The problem:
Transcribe every one of the rows below line for line, with no changes, and leave the pictures out.

##### Dataset rows #####

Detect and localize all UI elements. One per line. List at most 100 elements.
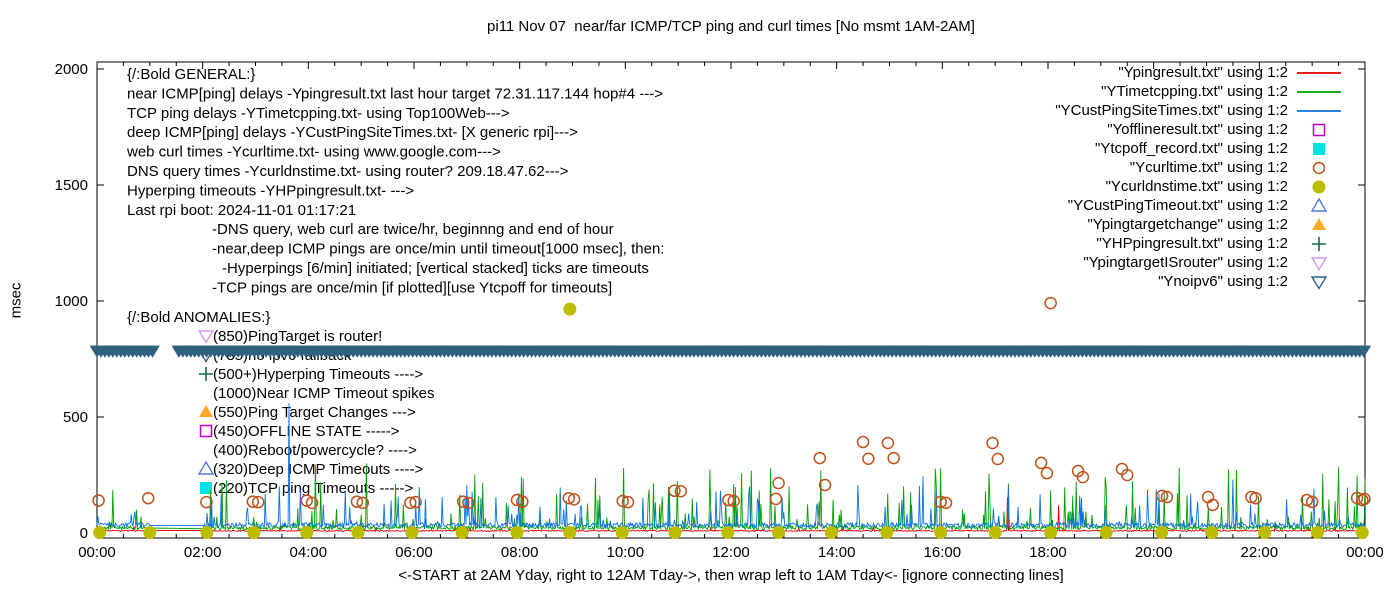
curl-point-icon — [510, 493, 524, 507]
x-tick-label: 06:00 — [395, 544, 433, 561]
legend-sample-line — [1297, 90, 1341, 93]
curl-point-icon — [772, 476, 785, 490]
square-open-bullet-icon — [199, 424, 213, 438]
curl-point-icon — [1249, 491, 1262, 505]
curl-point-icon — [516, 495, 529, 508]
curl-point-icon — [1358, 492, 1371, 506]
x-tick-label: 22:00 — [1241, 544, 1279, 561]
legend-label: "Ycurltime.txt" using 1:2 — [1129, 159, 1288, 176]
legend-sample-tri-down-open — [1310, 256, 1328, 271]
dns-point-icon — [247, 526, 261, 540]
legend-tri-up-fill-icon — [1312, 217, 1326, 230]
curl-point-icon — [674, 484, 688, 498]
legend-entry-4: "Yofflineresult.txt" using 1:2 — [1055, 120, 1342, 139]
legend-entry-3: "YCustPingSiteTimes.txt" using 1:2 — [1055, 101, 1342, 120]
annotation-line: Hyperping timeouts -YHPpingresult.txt- -… — [127, 182, 414, 199]
curl-point-icon — [1300, 493, 1314, 507]
curl-point-icon — [305, 496, 319, 510]
x-tick-label: 02:00 — [184, 544, 222, 561]
dns-point-icon — [300, 526, 314, 540]
legend-square-open-icon — [1312, 123, 1326, 136]
square-fill-bullet-icon — [200, 482, 212, 494]
axes: 00:00 02:00 04:00 06:00 08:00 10:00 12:00 14:00… — [55, 61, 1384, 561]
legend-tri-up-open-icon — [1310, 197, 1328, 212]
legend-sample-plus — [1312, 236, 1326, 251]
plus-bullet-icon — [199, 367, 213, 381]
legend-label: "YCustPingSiteTimes.txt" using 1:2 — [1055, 102, 1288, 119]
annotation-line: DNS query times -Ycurldnstime.txt- using… — [127, 163, 569, 180]
curl-point-icon — [769, 492, 783, 506]
legend-label: "YpingtargetISrouter" using 1:2 — [1083, 254, 1288, 271]
legend-sample-line — [1297, 109, 1341, 112]
annotation-line: (550)Ping Target Changes ---> — [213, 404, 416, 421]
series-YCustPingSiteTimes-txt — [96, 403, 1366, 530]
dns-point-icon — [200, 526, 214, 540]
annotation-line: near ICMP[ping] delays -Ypingresult.txt … — [127, 85, 663, 102]
dns-point-icon — [1258, 526, 1272, 540]
curl-point-icon — [986, 436, 999, 450]
curl-point-icon — [668, 484, 681, 498]
dns-point-icon — [510, 526, 524, 540]
dns-time-points — [93, 302, 1369, 540]
legend-sample-line — [1297, 71, 1341, 74]
curl-point-icon — [727, 494, 740, 508]
legend-label: "YHPpingresult.txt" using 1:2 — [1096, 235, 1288, 252]
curl-point-icon — [1350, 491, 1364, 505]
dns-point-icon — [455, 526, 469, 540]
y-tick-label: 0 — [80, 525, 88, 542]
annotation-line: {/:Bold ANOMALIES:} — [127, 309, 270, 326]
dns-point-icon — [721, 526, 735, 540]
legend-sample-tri-up-open — [1310, 197, 1328, 212]
curl-point-icon — [356, 496, 370, 510]
legend-entry-10: "YHPpingresult.txt" using 1:2 — [1055, 234, 1342, 253]
legend-circle-fill-icon — [1312, 180, 1326, 193]
annotation-line: (400)Reboot/powercycle? ----> — [213, 442, 417, 459]
curl-point-icon — [887, 451, 900, 465]
dns-point-icon — [880, 526, 894, 540]
dns-point-icon — [1044, 526, 1058, 540]
annotation-line: (850)PingTarget is router! — [213, 328, 382, 345]
x-axis-note: <-START at 2AM Yday, right to 12AM Tday-… — [398, 567, 1064, 584]
legend-sample-circle-fill — [1312, 180, 1326, 193]
annotation-line: deep ICMP[ping] delays -YCustPingSiteTim… — [127, 124, 578, 141]
x-tick-label: 00:00 — [78, 544, 116, 561]
annotation-line: -Hyperpings [6/min] initiated; [vertical… — [222, 260, 649, 277]
x-tick-label: 14:00 — [818, 544, 856, 561]
curl-point-icon — [616, 494, 629, 508]
dns-point-icon — [988, 526, 1002, 540]
legend-entry-9: "Ypingtargetchange" using 1:2 — [1055, 215, 1342, 234]
x-tick-label: 16:00 — [924, 544, 962, 561]
legend-square-fill-icon — [1313, 142, 1325, 155]
x-tick-label: 04:00 — [290, 544, 328, 561]
legend-sample-square-fill — [1313, 142, 1325, 155]
curl-point-icon — [939, 496, 953, 510]
legend-tri-down-open-icon — [1310, 256, 1328, 271]
legend-entry-7: "Ycurldnstime.txt" using 1:2 — [1055, 177, 1342, 196]
dns-point-icon — [93, 526, 107, 540]
curl-time-points — [92, 296, 1371, 512]
annotation-line: TCP ping delays -YTimetcpping.txt- using… — [127, 105, 510, 122]
annotation-line: (220)TCP ping Timeouts -----> — [213, 480, 413, 497]
x-tick-label: 12:00 — [712, 544, 750, 561]
tri-up-fill-bullet-icon — [199, 405, 213, 417]
curl-point-icon — [1040, 466, 1054, 480]
curl-point-icon — [1044, 296, 1057, 310]
curl-point-icon — [1160, 490, 1174, 504]
curl-point-icon — [1155, 489, 1169, 503]
curl-point-icon — [856, 435, 870, 449]
x-tick-label: 00:00 — [1346, 544, 1384, 561]
tri-down-open-bullet-icon — [197, 330, 215, 344]
legend-label: "Ytcpoff_record.txt" using 1:2 — [1095, 140, 1288, 157]
dns-point-icon — [772, 526, 786, 540]
dns-point-icon — [405, 526, 419, 540]
dns-point-icon — [1355, 526, 1369, 540]
legend-label: "Ypingtargetchange" using 1:2 — [1087, 216, 1288, 233]
curl-point-icon — [1305, 495, 1319, 509]
annotation-general: {/:Bold GENERAL:} near ICMP[ping] delays … — [126, 66, 664, 296]
legend-label: "YCustPingTimeout.txt" using 1:2 — [1067, 197, 1288, 214]
curl-point-icon — [456, 495, 470, 508]
annotation-line: (500+)Hyperping Timeouts ----> — [213, 366, 423, 383]
curl-point-icon — [567, 493, 581, 506]
curl-point-icon — [881, 436, 895, 450]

#####

Answer below:
Detect and localize all UI elements. One per line. List at most 100 elements.
curl-point-icon — [510, 493, 524, 507]
x-tick-label: 06:00 — [395, 544, 433, 561]
legend-sample-line — [1297, 90, 1341, 93]
curl-point-icon — [772, 476, 785, 490]
square-open-bullet-icon — [199, 424, 213, 438]
curl-point-icon — [1249, 491, 1262, 505]
curl-point-icon — [516, 495, 529, 508]
curl-point-icon — [1358, 492, 1371, 506]
x-tick-label: 22:00 — [1241, 544, 1279, 561]
legend-label: "Ycurltime.txt" using 1:2 — [1129, 159, 1288, 176]
legend-sample-tri-down-open — [1310, 256, 1328, 271]
dns-point-icon — [247, 526, 261, 540]
legend-tri-up-fill-icon — [1312, 217, 1326, 230]
curl-point-icon — [674, 484, 688, 498]
legend-entry-4: "Yofflineresult.txt" using 1:2 — [1055, 120, 1342, 139]
legend-entry-3: "YCustPingSiteTimes.txt" using 1:2 — [1055, 101, 1342, 120]
annotation-line: Hyperping timeouts -YHPpingresult.txt- -… — [127, 182, 414, 199]
curl-point-icon — [1300, 493, 1314, 507]
curl-point-icon — [305, 496, 319, 510]
x-tick-label: 02:00 — [184, 544, 222, 561]
dns-point-icon — [300, 526, 314, 540]
legend-square-open-icon — [1312, 123, 1326, 136]
square-fill-bullet-icon — [200, 482, 212, 494]
axes: 00:00 02:00 04:00 06:00 08:00 10:00 12:00 14:00… — [55, 61, 1384, 561]
legend-tri-up-open-icon — [1310, 197, 1328, 212]
legend-sample-plus — [1312, 236, 1326, 251]
plus-bullet-icon — [199, 367, 213, 381]
legend-label: "YCustPingSiteTimes.txt" using 1:2 — [1055, 102, 1288, 119]
annotation-line: DNS query times -Ycurldnstime.txt- using… — [127, 163, 569, 180]
curl-point-icon — [769, 492, 783, 506]
legend-label: "YpingtargetISrouter" using 1:2 — [1083, 254, 1288, 271]
legend-sample-line — [1297, 109, 1341, 112]
annotation-line: (550)Ping Target Changes ---> — [213, 404, 416, 421]
series-YCustPingSiteTimes-txt — [96, 403, 1366, 530]
dns-point-icon — [200, 526, 214, 540]
annotation-line: near ICMP[ping] delays -Ypingresult.txt … — [127, 85, 663, 102]
dns-point-icon — [1258, 526, 1272, 540]
curl-point-icon — [986, 436, 999, 450]
curl-point-icon — [668, 484, 681, 498]
dns-point-icon — [510, 526, 524, 540]
dns-time-points — [93, 302, 1369, 540]
legend-sample-line — [1297, 71, 1341, 74]
curl-point-icon — [727, 494, 740, 508]
legend-label: "YHPpingresult.txt" using 1:2 — [1096, 235, 1288, 252]
curl-point-icon — [1350, 491, 1364, 505]
dns-point-icon — [455, 526, 469, 540]
y-tick-label: 0 — [80, 525, 88, 542]
annotation-line: {/:Bold ANOMALIES:} — [127, 309, 270, 326]
dns-point-icon — [721, 526, 735, 540]
legend-sample-tri-up-open — [1310, 197, 1328, 212]
curl-point-icon — [356, 496, 370, 510]
legend-entry-10: "YHPpingresult.txt" using 1:2 — [1055, 234, 1342, 253]
legend-circle-fill-icon — [1312, 180, 1326, 193]
annotation-line: (400)Reboot/powercycle? ----> — [213, 442, 417, 459]
curl-point-icon — [887, 451, 900, 465]
dns-point-icon — [880, 526, 894, 540]
dns-point-icon — [1044, 526, 1058, 540]
annotation-line: (850)PingTarget is router! — [213, 328, 382, 345]
x-axis-note: <-START at 2AM Yday, right to 12AM Tday-… — [398, 567, 1064, 584]
legend-sample-circle-fill — [1312, 180, 1326, 193]
annotation-line: deep ICMP[ping] delays -YCustPingSiteTim… — [127, 124, 578, 141]
x-tick-label: 00:00 — [78, 544, 116, 561]
annotation-line: -Hyperpings [6/min] initiated; [vertical… — [222, 260, 649, 277]
x-tick-label: 14:00 — [818, 544, 856, 561]
curl-point-icon — [616, 494, 629, 508]
dns-point-icon — [988, 526, 1002, 540]
legend-entry-9: "Ypingtargetchange" using 1:2 — [1055, 215, 1342, 234]
x-tick-label: 16:00 — [924, 544, 962, 561]
legend-square-fill-icon — [1313, 142, 1325, 155]
x-tick-label: 04:00 — [290, 544, 328, 561]
legend-sample-square-fill — [1313, 142, 1325, 155]
curl-point-icon — [939, 496, 953, 510]
legend-tri-down-open-icon — [1310, 256, 1328, 271]
legend-entry-7: "Ycurldnstime.txt" using 1:2 — [1055, 177, 1342, 196]
dns-point-icon — [93, 526, 107, 540]
curl-time-points — [92, 296, 1371, 512]
annotation-line: TCP ping delays -YTimetcpping.txt- using… — [127, 105, 510, 122]
annotation-line: (220)TCP ping Timeouts -----> — [213, 480, 413, 497]
x-tick-label: 12:00 — [712, 544, 750, 561]
tri-up-fill-bullet-icon — [199, 405, 213, 417]
curl-point-icon — [1040, 466, 1054, 480]
curl-point-icon — [1044, 296, 1057, 310]
curl-point-icon — [1160, 490, 1174, 504]
curl-point-icon — [1155, 489, 1169, 503]
curl-point-icon — [856, 435, 870, 449]
x-tick-label: 00:00 — [1346, 544, 1384, 561]
tri-down-open-bullet-icon — [197, 330, 215, 344]
legend-label: "Ytcpoff_record.txt" using 1:2 — [1095, 140, 1288, 157]
dns-point-icon — [772, 526, 786, 540]
dns-point-icon — [405, 526, 419, 540]
dns-point-icon — [1355, 526, 1369, 540]
legend-label: "Ypingtargetchange" using 1:2 — [1087, 216, 1288, 233]
curl-point-icon — [1305, 495, 1319, 509]
annotation-general: {/:Bold GENERAL:} near ICMP[ping] delays … — [126, 66, 664, 296]
legend-label: "YCustPingTimeout.txt" using 1:2 — [1067, 197, 1288, 214]
curl-point-icon — [456, 495, 470, 508]
annotation-line: (500+)Hyperping Timeouts ----> — [213, 366, 423, 383]
curl-point-icon — [567, 493, 581, 506]
curl-point-icon — [881, 436, 895, 450]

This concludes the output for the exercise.